══ Stored records
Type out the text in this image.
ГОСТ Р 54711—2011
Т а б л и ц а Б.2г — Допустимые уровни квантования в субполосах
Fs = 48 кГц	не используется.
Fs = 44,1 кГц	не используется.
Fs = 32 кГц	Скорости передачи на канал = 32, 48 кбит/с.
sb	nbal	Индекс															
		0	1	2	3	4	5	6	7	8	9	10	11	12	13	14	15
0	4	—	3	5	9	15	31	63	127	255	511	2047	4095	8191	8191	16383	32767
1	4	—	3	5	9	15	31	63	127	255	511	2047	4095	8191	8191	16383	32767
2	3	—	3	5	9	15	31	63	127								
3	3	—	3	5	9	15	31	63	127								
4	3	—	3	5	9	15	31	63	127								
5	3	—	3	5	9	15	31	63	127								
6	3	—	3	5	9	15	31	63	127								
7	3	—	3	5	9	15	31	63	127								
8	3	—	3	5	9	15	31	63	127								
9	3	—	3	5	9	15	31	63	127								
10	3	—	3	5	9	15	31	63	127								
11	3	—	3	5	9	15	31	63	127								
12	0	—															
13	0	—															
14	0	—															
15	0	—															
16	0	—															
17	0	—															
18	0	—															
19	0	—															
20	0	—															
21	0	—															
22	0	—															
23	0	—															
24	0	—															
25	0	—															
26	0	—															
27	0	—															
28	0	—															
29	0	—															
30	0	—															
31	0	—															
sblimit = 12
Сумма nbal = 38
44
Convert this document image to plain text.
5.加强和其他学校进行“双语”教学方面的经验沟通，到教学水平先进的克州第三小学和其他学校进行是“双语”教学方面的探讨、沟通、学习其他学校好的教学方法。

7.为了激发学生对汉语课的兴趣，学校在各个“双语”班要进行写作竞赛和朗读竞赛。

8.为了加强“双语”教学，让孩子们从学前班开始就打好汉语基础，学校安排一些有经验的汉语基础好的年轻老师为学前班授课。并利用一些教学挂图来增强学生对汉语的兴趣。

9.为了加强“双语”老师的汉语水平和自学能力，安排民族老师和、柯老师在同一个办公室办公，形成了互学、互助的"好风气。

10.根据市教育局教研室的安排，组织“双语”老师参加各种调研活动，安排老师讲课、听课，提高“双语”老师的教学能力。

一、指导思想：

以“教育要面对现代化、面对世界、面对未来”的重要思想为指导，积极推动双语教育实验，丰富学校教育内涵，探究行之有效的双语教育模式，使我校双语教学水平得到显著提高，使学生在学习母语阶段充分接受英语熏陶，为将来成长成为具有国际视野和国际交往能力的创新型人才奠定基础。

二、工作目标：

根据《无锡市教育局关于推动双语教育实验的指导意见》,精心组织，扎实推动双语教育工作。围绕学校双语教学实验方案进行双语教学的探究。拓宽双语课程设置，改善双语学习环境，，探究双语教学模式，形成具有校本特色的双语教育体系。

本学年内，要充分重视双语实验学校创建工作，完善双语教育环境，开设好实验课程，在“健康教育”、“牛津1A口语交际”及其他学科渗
════
Task description: Identify each line containing the string "image" and copy it out.

Written reply:
Type out the text in this image.
Convert this document image to plain text.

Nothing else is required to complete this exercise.